- [REQUIRED TASK] Repeat exactly each line of the data provided below.

(Stored entries)
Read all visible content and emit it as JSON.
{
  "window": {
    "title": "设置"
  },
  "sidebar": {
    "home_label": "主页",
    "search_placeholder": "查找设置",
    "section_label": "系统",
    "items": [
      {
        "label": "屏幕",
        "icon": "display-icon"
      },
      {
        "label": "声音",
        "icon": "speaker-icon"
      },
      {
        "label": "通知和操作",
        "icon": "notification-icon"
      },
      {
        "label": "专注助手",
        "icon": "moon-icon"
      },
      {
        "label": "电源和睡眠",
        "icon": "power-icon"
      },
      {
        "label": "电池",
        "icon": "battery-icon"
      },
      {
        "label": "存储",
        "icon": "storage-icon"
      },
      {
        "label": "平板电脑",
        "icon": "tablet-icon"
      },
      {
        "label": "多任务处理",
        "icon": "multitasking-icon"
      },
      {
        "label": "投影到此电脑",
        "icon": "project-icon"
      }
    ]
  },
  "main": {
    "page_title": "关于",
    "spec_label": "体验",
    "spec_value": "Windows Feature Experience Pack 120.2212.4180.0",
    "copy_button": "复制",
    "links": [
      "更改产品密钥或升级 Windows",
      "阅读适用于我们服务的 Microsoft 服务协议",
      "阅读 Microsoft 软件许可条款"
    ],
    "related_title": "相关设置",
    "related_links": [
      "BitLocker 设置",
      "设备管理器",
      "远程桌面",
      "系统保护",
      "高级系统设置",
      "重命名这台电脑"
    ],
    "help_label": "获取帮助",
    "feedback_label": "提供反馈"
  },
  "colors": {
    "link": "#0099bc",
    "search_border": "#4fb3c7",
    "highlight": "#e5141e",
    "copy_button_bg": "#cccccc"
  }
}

- [TASK SOLUTION]
Read all visible content and emit it as JSON.
{
  "window": {
    "title": "设置"
  },
  "sidebar": {
    "home_label": "主页",
    "search_placeholder": "查找设置",
    "section_label": "系统",
    "items": [
      {
        "label": "屏幕",
        "icon": "display-icon"
      },
      {
        "label": "声音",
        "icon": "speaker-icon"
      },
      {
        "label": "通知和操作",
        "icon": "notification-icon"
      },
      {
        "label": "专注助手",
        "icon": "moon-icon"
      },
      {
        "label": "电源和睡眠",
        "icon": "power-icon"
      },
      {
        "label": "电池",
        "icon": "battery-icon"
      },
      {
        "label": "存储",
        "icon": "storage-icon"
      },
      {
        "label": "平板电脑",
        "icon": "tablet-icon"
      },
      {
        "label": "多任务处理",
        "icon": "multitasking-icon"
      },
      {
        "label": "投影到此电脑",
        "icon": "project-icon"
      }
    ]
  },
  "main": {
    "page_title": "关于",
    "spec_label": "体验",
    "spec_value": "Windows Feature Experience Pack 120.2212.4180.0",
    "copy_button": "复制",
    "links": [
      "更改产品密钥或升级 Windows",
      "阅读适用于我们服务的 Microsoft 服务协议",
      "阅读 Microsoft 软件许可条款"
    ],
    "related_title": "相关设置",
    "related_links": [
      "BitLocker 设置",
      "设备管理器",
      "远程桌面",
      "系统保护",
      "高级系统设置",
      "重命名这台电脑"
    ],
    "help_label": "获取帮助",
    "feedback_label": "提供反馈"
  },
  "colors": {
    "link": "#0099bc",
    "search_border": "#4fb3c7",
    "highlight": "#e5141e",
    "copy_button_bg": "#cccccc"
  }
}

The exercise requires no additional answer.